Return all of the entries word for word, but omit the pictures they contain.

>> Begin

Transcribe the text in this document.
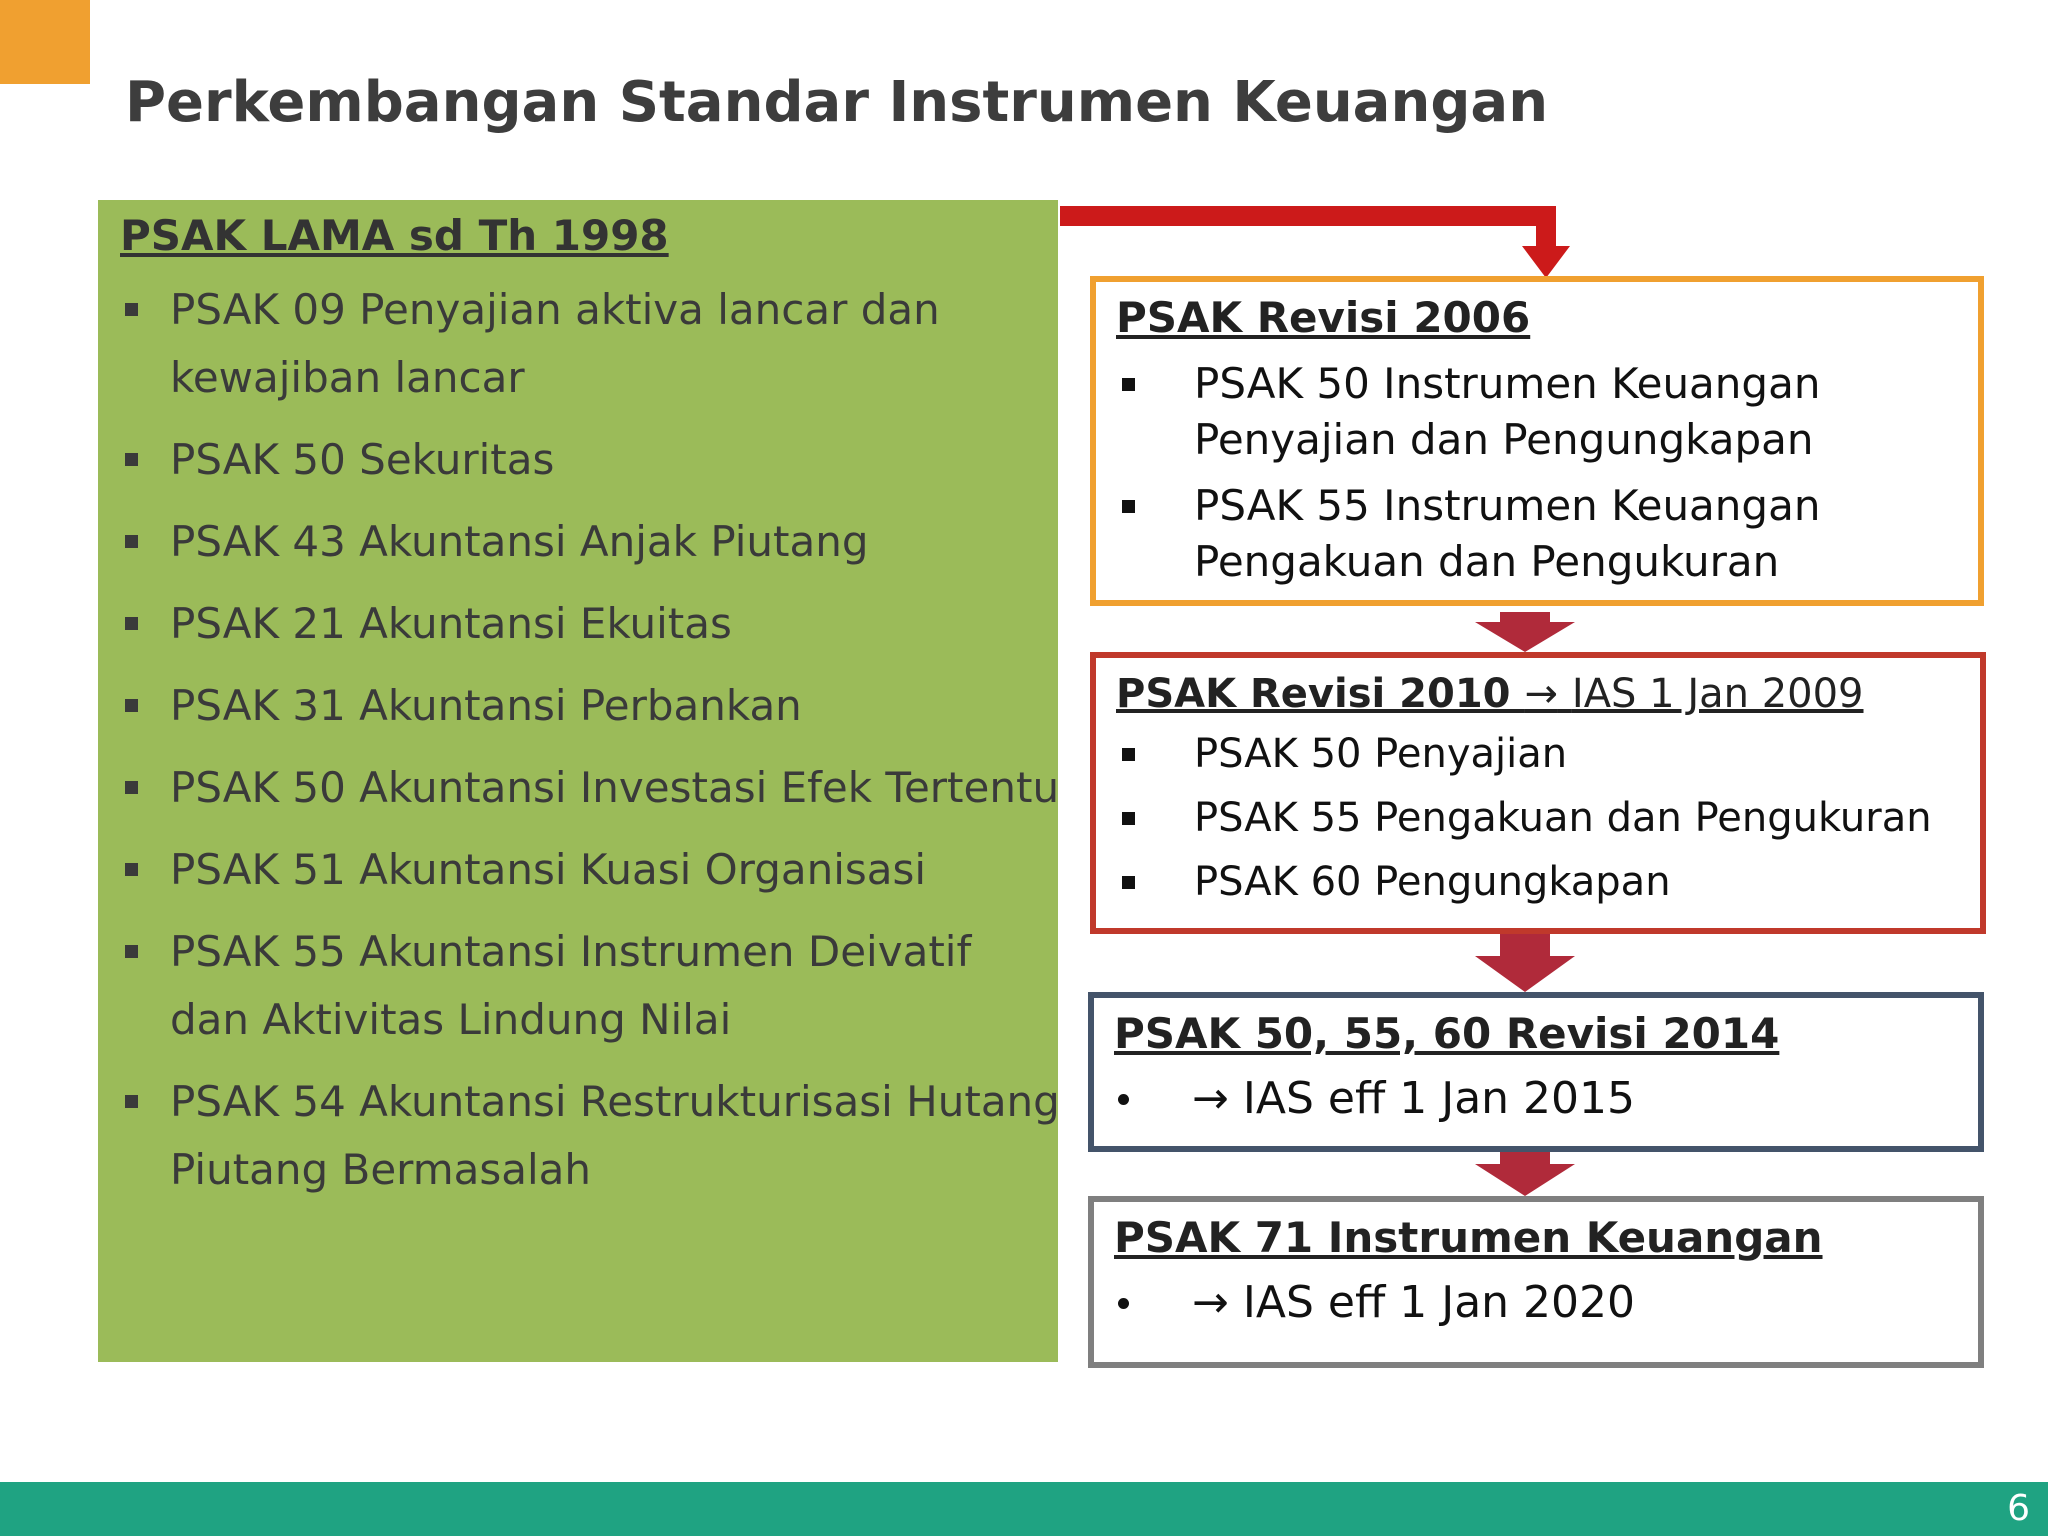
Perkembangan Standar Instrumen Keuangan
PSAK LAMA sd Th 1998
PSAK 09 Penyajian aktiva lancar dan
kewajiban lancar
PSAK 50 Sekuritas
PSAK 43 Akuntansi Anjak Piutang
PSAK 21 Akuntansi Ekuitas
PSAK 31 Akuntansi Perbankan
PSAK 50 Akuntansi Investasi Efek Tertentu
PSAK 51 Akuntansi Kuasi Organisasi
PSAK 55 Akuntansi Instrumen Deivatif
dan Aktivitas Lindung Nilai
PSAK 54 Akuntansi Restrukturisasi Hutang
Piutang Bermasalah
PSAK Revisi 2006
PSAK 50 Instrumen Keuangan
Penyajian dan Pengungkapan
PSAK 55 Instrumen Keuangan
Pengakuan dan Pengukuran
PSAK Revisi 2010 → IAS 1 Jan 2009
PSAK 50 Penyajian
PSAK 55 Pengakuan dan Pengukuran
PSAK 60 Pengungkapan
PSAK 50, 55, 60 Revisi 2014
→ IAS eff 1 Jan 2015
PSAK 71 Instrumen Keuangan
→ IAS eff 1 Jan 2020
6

>> End

▶ WRITTEN ANSWER:
Transcribe the text in this document.
Perkembangan Standar Instrumen Keuangan
PSAK LAMA sd Th 1998
PSAK 09 Penyajian aktiva lancar dan
kewajiban lancar
PSAK 50 Sekuritas
PSAK 43 Akuntansi Anjak Piutang
PSAK 21 Akuntansi Ekuitas
PSAK 31 Akuntansi Perbankan
PSAK 50 Akuntansi Investasi Efek Tertentu
PSAK 51 Akuntansi Kuasi Organisasi
PSAK 55 Akuntansi Instrumen Deivatif
dan Aktivitas Lindung Nilai
PSAK 54 Akuntansi Restrukturisasi Hutang
Piutang Bermasalah
PSAK Revisi 2006
PSAK 50 Instrumen Keuangan
Penyajian dan Pengungkapan
PSAK 55 Instrumen Keuangan
Pengakuan dan Pengukuran
PSAK Revisi 2010 → IAS 1 Jan 2009
PSAK 50 Penyajian
PSAK 55 Pengakuan dan Pengukuran
PSAK 60 Pengungkapan
PSAK 50, 55, 60 Revisi 2014
→ IAS eff 1 Jan 2015
PSAK 71 Instrumen Keuangan
→ IAS eff 1 Jan 2020
6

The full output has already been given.